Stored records
■ ■ ■

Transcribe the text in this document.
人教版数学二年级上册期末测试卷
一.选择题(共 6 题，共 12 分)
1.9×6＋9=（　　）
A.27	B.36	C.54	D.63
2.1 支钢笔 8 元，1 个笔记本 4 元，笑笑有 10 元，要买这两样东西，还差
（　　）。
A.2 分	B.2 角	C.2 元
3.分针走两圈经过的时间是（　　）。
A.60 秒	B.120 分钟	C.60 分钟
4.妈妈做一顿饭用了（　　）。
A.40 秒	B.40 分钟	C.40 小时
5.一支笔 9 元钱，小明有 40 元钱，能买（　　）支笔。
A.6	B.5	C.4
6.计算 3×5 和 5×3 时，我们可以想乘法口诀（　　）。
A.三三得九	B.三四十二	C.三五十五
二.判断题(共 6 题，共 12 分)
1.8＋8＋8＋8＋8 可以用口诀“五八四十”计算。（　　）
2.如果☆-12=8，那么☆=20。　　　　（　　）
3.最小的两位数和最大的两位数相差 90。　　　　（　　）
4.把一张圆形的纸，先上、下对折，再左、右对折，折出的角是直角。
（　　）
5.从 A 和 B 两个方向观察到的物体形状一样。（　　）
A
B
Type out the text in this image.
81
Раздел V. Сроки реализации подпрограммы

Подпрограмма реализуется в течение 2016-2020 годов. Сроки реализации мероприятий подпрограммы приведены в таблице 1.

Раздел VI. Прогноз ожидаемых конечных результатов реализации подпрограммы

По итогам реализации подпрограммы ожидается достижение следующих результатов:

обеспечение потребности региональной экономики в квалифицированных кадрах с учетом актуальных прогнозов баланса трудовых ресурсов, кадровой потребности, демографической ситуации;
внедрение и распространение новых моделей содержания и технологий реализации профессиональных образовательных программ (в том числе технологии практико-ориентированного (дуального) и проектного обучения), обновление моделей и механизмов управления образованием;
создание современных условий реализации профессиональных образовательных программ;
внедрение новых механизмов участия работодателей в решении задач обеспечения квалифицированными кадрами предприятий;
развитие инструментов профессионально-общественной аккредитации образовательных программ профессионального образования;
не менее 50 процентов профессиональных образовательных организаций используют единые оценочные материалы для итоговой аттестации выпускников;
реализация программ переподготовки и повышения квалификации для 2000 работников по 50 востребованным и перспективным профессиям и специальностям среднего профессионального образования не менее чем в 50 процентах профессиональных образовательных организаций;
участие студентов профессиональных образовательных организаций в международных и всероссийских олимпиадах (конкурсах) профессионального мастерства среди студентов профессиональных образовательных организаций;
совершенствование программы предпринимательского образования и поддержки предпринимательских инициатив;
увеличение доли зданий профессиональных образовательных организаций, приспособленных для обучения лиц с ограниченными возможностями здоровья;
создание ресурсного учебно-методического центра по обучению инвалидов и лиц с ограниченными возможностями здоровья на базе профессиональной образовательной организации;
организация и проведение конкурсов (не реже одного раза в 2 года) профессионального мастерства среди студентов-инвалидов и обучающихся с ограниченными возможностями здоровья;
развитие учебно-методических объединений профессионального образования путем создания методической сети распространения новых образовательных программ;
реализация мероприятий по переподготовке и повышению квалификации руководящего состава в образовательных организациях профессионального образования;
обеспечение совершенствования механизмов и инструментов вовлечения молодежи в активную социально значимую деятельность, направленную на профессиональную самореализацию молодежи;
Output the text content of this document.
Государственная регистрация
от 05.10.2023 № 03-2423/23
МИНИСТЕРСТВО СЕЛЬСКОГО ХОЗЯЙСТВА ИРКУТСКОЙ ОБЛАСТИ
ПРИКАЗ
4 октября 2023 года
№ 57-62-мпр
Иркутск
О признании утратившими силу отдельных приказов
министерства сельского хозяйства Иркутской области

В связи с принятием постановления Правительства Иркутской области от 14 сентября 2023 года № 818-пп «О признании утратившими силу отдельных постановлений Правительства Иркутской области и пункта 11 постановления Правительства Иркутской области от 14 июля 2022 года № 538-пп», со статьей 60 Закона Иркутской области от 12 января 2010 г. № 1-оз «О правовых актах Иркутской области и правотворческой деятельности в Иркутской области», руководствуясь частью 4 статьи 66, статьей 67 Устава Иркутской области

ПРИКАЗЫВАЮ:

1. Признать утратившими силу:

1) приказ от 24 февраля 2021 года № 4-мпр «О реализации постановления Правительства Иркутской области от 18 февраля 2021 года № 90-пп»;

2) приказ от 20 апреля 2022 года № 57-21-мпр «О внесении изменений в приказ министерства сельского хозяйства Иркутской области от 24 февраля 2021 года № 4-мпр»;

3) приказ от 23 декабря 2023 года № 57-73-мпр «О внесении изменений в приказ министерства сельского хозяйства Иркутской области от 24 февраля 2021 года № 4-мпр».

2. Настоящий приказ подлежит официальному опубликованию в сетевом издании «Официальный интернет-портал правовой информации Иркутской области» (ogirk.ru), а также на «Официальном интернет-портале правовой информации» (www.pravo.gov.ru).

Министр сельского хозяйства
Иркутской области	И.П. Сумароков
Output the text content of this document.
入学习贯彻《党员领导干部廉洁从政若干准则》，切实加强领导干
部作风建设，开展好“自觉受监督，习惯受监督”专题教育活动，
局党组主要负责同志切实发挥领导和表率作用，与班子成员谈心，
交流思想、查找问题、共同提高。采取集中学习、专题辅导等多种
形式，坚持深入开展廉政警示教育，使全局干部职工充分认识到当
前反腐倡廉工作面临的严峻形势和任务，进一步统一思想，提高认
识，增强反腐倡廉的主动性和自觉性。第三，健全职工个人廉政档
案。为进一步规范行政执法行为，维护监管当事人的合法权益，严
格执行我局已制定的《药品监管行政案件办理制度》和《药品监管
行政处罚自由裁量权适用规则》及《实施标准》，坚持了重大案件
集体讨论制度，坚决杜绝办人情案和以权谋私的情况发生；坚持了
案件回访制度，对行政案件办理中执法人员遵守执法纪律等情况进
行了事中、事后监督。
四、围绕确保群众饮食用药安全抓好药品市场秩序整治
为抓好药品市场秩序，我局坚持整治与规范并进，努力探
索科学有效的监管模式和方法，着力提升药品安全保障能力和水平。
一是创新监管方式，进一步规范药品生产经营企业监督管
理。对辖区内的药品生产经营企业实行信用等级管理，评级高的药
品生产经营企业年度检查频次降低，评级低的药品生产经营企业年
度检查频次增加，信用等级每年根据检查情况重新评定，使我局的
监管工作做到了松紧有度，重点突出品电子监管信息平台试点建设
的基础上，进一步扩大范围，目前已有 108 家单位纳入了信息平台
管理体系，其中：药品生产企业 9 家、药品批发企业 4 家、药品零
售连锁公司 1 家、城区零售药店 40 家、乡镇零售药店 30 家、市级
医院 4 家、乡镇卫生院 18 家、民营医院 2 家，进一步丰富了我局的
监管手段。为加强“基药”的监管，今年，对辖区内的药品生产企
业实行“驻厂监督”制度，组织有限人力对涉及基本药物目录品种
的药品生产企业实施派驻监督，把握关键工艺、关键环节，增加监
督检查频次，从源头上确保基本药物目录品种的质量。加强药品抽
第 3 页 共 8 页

■ ■ ■

§ **OBJECTIVE**
Print the material verbatim, all of it.

§ **ANSWER TO THIS EXERCISE**
Transcribe the text in this document.
人教版数学二年级上册期末测试卷
一.选择题(共 6 题，共 12 分)
1.9×6＋9=（　　）
A.27	B.36	C.54	D.63
2.1 支钢笔 8 元，1 个笔记本 4 元，笑笑有 10 元，要买这两样东西，还差
（　　）。
A.2 分	B.2 角	C.2 元
3.分针走两圈经过的时间是（　　）。
A.60 秒	B.120 分钟	C.60 分钟
4.妈妈做一顿饭用了（　　）。
A.40 秒	B.40 分钟	C.40 小时
5.一支笔 9 元钱，小明有 40 元钱，能买（　　）支笔。
A.6	B.5	C.4
6.计算 3×5 和 5×3 时，我们可以想乘法口诀（　　）。
A.三三得九	B.三四十二	C.三五十五
二.判断题(共 6 题，共 12 分)
1.8＋8＋8＋8＋8 可以用口诀“五八四十”计算。（　　）
2.如果☆-12=8，那么☆=20。　　　　（　　）
3.最小的两位数和最大的两位数相差 90。　　　　（　　）
4.把一张圆形的纸，先上、下对折，再左、右对折，折出的角是直角。
（　　）
5.从 A 和 B 两个方向观察到的物体形状一样。（　　）
A
B
Type out the text in this image.
81
Раздел V. Сроки реализации подпрограммы

Подпрограмма реализуется в течение 2016-2020 годов. Сроки реализации мероприятий подпрограммы приведены в таблице 1.

Раздел VI. Прогноз ожидаемых конечных результатов реализации подпрограммы

По итогам реализации подпрограммы ожидается достижение следующих результатов:

обеспечение потребности региональной экономики в квалифицированных кадрах с учетом актуальных прогнозов баланса трудовых ресурсов, кадровой потребности, демографической ситуации;
внедрение и распространение новых моделей содержания и технологий реализации профессиональных образовательных программ (в том числе технологии практико-ориентированного (дуального) и проектного обучения), обновление моделей и механизмов управления образованием;
создание современных условий реализации профессиональных образовательных программ;
внедрение новых механизмов участия работодателей в решении задач обеспечения квалифицированными кадрами предприятий;
развитие инструментов профессионально-общественной аккредитации образовательных программ профессионального образования;
не менее 50 процентов профессиональных образовательных организаций используют единые оценочные материалы для итоговой аттестации выпускников;
реализация программ переподготовки и повышения квалификации для 2000 работников по 50 востребованным и перспективным профессиям и специальностям среднего профессионального образования не менее чем в 50 процентах профессиональных образовательных организаций;
участие студентов профессиональных образовательных организаций в международных и всероссийских олимпиадах (конкурсах) профессионального мастерства среди студентов профессиональных образовательных организаций;
совершенствование программы предпринимательского образования и поддержки предпринимательских инициатив;
увеличение доли зданий профессиональных образовательных организаций, приспособленных для обучения лиц с ограниченными возможностями здоровья;
создание ресурсного учебно-методического центра по обучению инвалидов и лиц с ограниченными возможностями здоровья на базе профессиональной образовательной организации;
организация и проведение конкурсов (не реже одного раза в 2 года) профессионального мастерства среди студентов-инвалидов и обучающихся с ограниченными возможностями здоровья;
развитие учебно-методических объединений профессионального образования путем создания методической сети распространения новых образовательных программ;
реализация мероприятий по переподготовке и повышению квалификации руководящего состава в образовательных организациях профессионального образования;
обеспечение совершенствования механизмов и инструментов вовлечения молодежи в активную социально значимую деятельность, направленную на профессиональную самореализацию молодежи;
Output the text content of this document.
Государственная регистрация
от 05.10.2023 № 03-2423/23
МИНИСТЕРСТВО СЕЛЬСКОГО ХОЗЯЙСТВА ИРКУТСКОЙ ОБЛАСТИ
ПРИКАЗ
4 октября 2023 года
№ 57-62-мпр
Иркутск
О признании утратившими силу отдельных приказов
министерства сельского хозяйства Иркутской области

В связи с принятием постановления Правительства Иркутской области от 14 сентября 2023 года № 818-пп «О признании утратившими силу отдельных постановлений Правительства Иркутской области и пункта 11 постановления Правительства Иркутской области от 14 июля 2022 года № 538-пп», со статьей 60 Закона Иркутской области от 12 января 2010 г. № 1-оз «О правовых актах Иркутской области и правотворческой деятельности в Иркутской области», руководствуясь частью 4 статьи 66, статьей 67 Устава Иркутской области

ПРИКАЗЫВАЮ:

1. Признать утратившими силу:

1) приказ от 24 февраля 2021 года № 4-мпр «О реализации постановления Правительства Иркутской области от 18 февраля 2021 года № 90-пп»;

2) приказ от 20 апреля 2022 года № 57-21-мпр «О внесении изменений в приказ министерства сельского хозяйства Иркутской области от 24 февраля 2021 года № 4-мпр»;

3) приказ от 23 декабря 2023 года № 57-73-мпр «О внесении изменений в приказ министерства сельского хозяйства Иркутской области от 24 февраля 2021 года № 4-мпр».

2. Настоящий приказ подлежит официальному опубликованию в сетевом издании «Официальный интернет-портал правовой информации Иркутской области» (ogirk.ru), а также на «Официальном интернет-портале правовой информации» (www.pravo.gov.ru).

Министр сельского хозяйства
Иркутской области	И.П. Сумароков
Output the text content of this document.
入学习贯彻《党员领导干部廉洁从政若干准则》，切实加强领导干
部作风建设，开展好“自觉受监督，习惯受监督”专题教育活动，
局党组主要负责同志切实发挥领导和表率作用，与班子成员谈心，
交流思想、查找问题、共同提高。采取集中学习、专题辅导等多种
形式，坚持深入开展廉政警示教育，使全局干部职工充分认识到当
前反腐倡廉工作面临的严峻形势和任务，进一步统一思想，提高认
识，增强反腐倡廉的主动性和自觉性。第三，健全职工个人廉政档
案。为进一步规范行政执法行为，维护监管当事人的合法权益，严
格执行我局已制定的《药品监管行政案件办理制度》和《药品监管
行政处罚自由裁量权适用规则》及《实施标准》，坚持了重大案件
集体讨论制度，坚决杜绝办人情案和以权谋私的情况发生；坚持了
案件回访制度，对行政案件办理中执法人员遵守执法纪律等情况进
行了事中、事后监督。
四、围绕确保群众饮食用药安全抓好药品市场秩序整治
为抓好药品市场秩序，我局坚持整治与规范并进，努力探
索科学有效的监管模式和方法，着力提升药品安全保障能力和水平。
一是创新监管方式，进一步规范药品生产经营企业监督管
理。对辖区内的药品生产经营企业实行信用等级管理，评级高的药
品生产经营企业年度检查频次降低，评级低的药品生产经营企业年
度检查频次增加，信用等级每年根据检查情况重新评定，使我局的
监管工作做到了松紧有度，重点突出品电子监管信息平台试点建设
的基础上，进一步扩大范围，目前已有 108 家单位纳入了信息平台
管理体系，其中：药品生产企业 9 家、药品批发企业 4 家、药品零
售连锁公司 1 家、城区零售药店 40 家、乡镇零售药店 30 家、市级
医院 4 家、乡镇卫生院 18 家、民营医院 2 家，进一步丰富了我局的
监管手段。为加强“基药”的监管，今年，对辖区内的药品生产企
业实行“驻厂监督”制度，组织有限人力对涉及基本药物目录品种
的药品生产企业实施派驻监督，把握关键工艺、关键环节，增加监
督检查频次，从源头上确保基本药物目录品种的质量。加强药品抽
第 3 页 共 8 页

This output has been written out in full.